• 文書の一節:
リワークプログラムとはどんな支援が受けられるのか?

復職をお考えの方
リワークプログラム
2021/2/16
2021/9/14

リワークプログラムとはどんな支援が受けられるのか?

はじめに

近年、メンタルヘルスの不調により、会社に行くことができなくなった方を対象にした、リワークプログラム(復職支援)を行う施設が増加しています。
コロナ禍においてはますますそれが加速すると思われます。それに伴い、プログラム内容や利用の仕方も多種多様化しています。本記事では、リワークプログラムの基本的な情報から、施設の違いをまとめています。

 

リワークプログラムとは

リワークとは、元は“return to work”の頭文字を取った造語です。リワークは復職支援のことを指し、主にメンタルヘルスの不調により仕事を休職中の労働者が、円滑に職場復帰をするための支援プログラムのことです。

リワークプログラムは、NTT東日本関東病院の秋山先生と、作業療法士の岡崎さんが始めました。脳卒中による片麻痺や高次機能障害などメンタルヘルス以外の休職者へのプログラムはシステムとしては見られず、個別対応になっていることがほとんどです。

• 作業指示:
リワークプログラムについての文章を、最後の一文の後から続けて書く。 この後の資料は、リワークプログラムについての文章とは関係がない。

[ページレイアウト解析データ]
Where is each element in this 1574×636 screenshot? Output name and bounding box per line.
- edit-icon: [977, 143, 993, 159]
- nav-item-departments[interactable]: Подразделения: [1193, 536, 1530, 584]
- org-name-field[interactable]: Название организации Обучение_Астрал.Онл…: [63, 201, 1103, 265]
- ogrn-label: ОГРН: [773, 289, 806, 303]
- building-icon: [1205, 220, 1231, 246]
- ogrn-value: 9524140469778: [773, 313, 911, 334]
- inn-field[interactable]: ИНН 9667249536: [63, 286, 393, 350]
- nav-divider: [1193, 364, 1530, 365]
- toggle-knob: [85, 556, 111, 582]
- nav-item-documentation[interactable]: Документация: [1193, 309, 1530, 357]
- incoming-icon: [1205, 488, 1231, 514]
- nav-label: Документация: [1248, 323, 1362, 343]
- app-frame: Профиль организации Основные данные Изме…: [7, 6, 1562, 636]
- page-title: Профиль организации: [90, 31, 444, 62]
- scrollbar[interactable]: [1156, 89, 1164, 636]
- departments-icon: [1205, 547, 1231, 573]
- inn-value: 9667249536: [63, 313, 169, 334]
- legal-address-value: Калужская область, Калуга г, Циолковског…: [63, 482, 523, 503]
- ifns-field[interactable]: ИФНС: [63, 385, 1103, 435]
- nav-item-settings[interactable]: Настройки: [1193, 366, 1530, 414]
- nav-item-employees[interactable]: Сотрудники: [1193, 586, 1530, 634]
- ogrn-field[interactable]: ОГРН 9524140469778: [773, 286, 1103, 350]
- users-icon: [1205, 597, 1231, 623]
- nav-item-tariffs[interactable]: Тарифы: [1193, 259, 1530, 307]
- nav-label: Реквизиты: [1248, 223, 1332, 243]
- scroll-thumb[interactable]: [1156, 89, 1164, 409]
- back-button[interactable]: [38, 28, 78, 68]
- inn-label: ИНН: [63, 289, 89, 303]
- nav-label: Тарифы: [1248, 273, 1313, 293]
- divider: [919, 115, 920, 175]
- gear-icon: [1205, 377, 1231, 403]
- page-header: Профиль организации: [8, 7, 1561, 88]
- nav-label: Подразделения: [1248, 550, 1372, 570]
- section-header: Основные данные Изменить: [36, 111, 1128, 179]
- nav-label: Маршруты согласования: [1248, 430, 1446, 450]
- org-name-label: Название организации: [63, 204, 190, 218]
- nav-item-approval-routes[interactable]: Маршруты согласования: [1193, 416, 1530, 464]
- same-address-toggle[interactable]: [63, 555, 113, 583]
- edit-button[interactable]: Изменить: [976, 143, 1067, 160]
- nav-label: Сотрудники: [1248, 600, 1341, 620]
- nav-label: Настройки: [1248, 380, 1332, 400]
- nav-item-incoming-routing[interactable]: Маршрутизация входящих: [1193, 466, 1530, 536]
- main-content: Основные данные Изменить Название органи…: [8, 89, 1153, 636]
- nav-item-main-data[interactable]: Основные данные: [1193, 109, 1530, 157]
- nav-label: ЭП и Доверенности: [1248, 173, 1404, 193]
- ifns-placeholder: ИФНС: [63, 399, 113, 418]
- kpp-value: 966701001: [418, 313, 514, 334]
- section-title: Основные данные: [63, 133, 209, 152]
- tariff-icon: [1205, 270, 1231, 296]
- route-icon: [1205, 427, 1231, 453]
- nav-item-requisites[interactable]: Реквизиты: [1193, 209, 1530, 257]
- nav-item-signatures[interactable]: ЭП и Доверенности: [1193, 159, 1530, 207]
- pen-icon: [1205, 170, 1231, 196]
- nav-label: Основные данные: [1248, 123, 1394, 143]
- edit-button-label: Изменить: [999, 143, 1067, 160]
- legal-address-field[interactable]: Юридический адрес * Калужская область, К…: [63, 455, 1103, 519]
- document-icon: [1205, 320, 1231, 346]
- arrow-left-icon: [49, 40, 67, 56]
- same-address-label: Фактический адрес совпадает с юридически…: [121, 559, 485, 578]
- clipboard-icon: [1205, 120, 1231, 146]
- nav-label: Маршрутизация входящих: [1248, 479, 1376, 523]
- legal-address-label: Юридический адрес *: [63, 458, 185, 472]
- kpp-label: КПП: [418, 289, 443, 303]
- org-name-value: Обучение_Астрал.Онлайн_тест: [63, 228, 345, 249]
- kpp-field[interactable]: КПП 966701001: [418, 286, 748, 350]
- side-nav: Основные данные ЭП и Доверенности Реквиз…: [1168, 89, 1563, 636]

• 解答例:
 

リワークプログラムの対象となる人は?

会社に所属しており、うつ病や統合失調症などのメンタルヘルスの不調により、仕事を休まざるを得なくなった方が対象となっています。簡単に言ってしまうと、戻る会社がある方が対象です。

ここで確認ですが、リワークプログラムはあくまで復職支援のプログラムです。初めて働く方や仕事を探している方は対象にならないことに注意をしてください。専門家の中でも勘違いされている方がいます。

 

リワークプログラムを受けられる期間

リワークプログラムとはどんな支援が受けられるのか?

それぞれの施設で定められている場合もありますが、おおむね3~6か月と設定しているようです。そのため、3か月以上の休職期間が残っていない方は通所を断られるケースもありました。これは、生活リズムの安定や、考え方のクセ、働き方を変えていくなどいわゆる“内省”を行い、それを行動レベルにするためには3か月~6か月はかかる場合が多かったです。

しかし最近の社会の風潮から、早く仕事に戻ってほしいというニーズもあり、その場合1か月での利用を可能とする対応をとる施設も出始めました。短い期間で卒業した場合には、復職後のフォローアップに力を入れたり、会社でのリワークにつなげたりするなど、様々な形での支援も行っております。

次に長く利用をする弊害も考えていきます。前述したとおり、多くの施設では3~6か月を回復の目安としてプログラムを設定していると思います。そのため、1年以上通い続けることは、同じプログラムを何回も受けることとなり、プログラムへのモチベーションが下がることが懸念されます。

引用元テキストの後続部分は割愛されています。